| TASK TO CARRY OUT |
Output each entry below as it stands, leaving out every picture.
begin MATERIAL PROVIDED
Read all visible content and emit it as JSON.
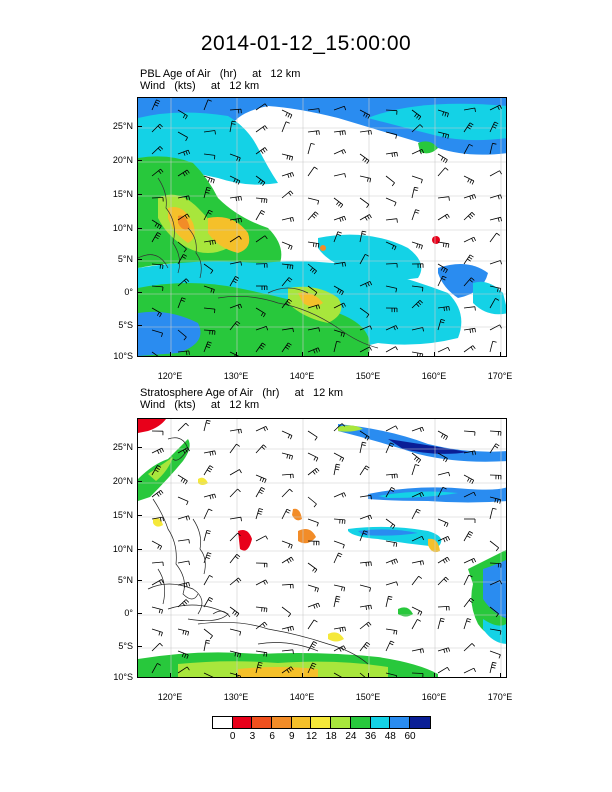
{
  "title": "2014-01-12_15:00:00",
  "panels": [
    {
      "id": "pbl",
      "line1": "PBL Age of Air   (hr)     at   12 km",
      "line2": "Wind   (kts)     at   12 km"
    },
    {
      "id": "strat",
      "line1": "Stratosphere Age of Air   (hr)     at   12 km",
      "line2": "Wind   (kts)     at   12 km"
    }
  ],
  "axes": {
    "lat_ticks": [
      "25°N",
      "20°N",
      "15°N",
      "10°N",
      "5°N",
      "0°",
      "5°S",
      "10°S"
    ],
    "lon_ticks": [
      "120°E",
      "130°E",
      "140°E",
      "150°E",
      "160°E",
      "170°E"
    ]
  },
  "colorbar": {
    "labels": [
      "0",
      "3",
      "6",
      "9",
      "12",
      "18",
      "24",
      "36",
      "48",
      "60"
    ],
    "colors": [
      "#ffffff",
      "#e8001a",
      "#f0501e",
      "#f28c28",
      "#f5c02a",
      "#f5e83a",
      "#a8e63c",
      "#28c83c",
      "#14d2e6",
      "#2a8cf0",
      "#0a1e96"
    ]
  }
}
end MATERIAL PROVIDED
| RESULT OF THE TASK |
Read all visible content and emit it as JSON.
{
  "title": "2014-01-12_15:00:00",
  "panels": [
    {
      "id": "pbl",
      "line1": "PBL Age of Air   (hr)     at   12 km",
      "line2": "Wind   (kts)     at   12 km"
    },
    {
      "id": "strat",
      "line1": "Stratosphere Age of Air   (hr)     at   12 km",
      "line2": "Wind   (kts)     at   12 km"
    }
  ],
  "axes": {
    "lat_ticks": [
      "25°N",
      "20°N",
      "15°N",
      "10°N",
      "5°N",
      "0°",
      "5°S",
      "10°S"
    ],
    "lon_ticks": [
      "120°E",
      "130°E",
      "140°E",
      "150°E",
      "160°E",
      "170°E"
    ]
  },
  "colorbar": {
    "labels": [
      "0",
      "3",
      "6",
      "9",
      "12",
      "18",
      "24",
      "36",
      "48",
      "60"
    ],
    "colors": [
      "#ffffff",
      "#e8001a",
      "#f0501e",
      "#f28c28",
      "#f5c02a",
      "#f5e83a",
      "#a8e63c",
      "#28c83c",
      "#14d2e6",
      "#2a8cf0",
      "#0a1e96"
    ]
  }
}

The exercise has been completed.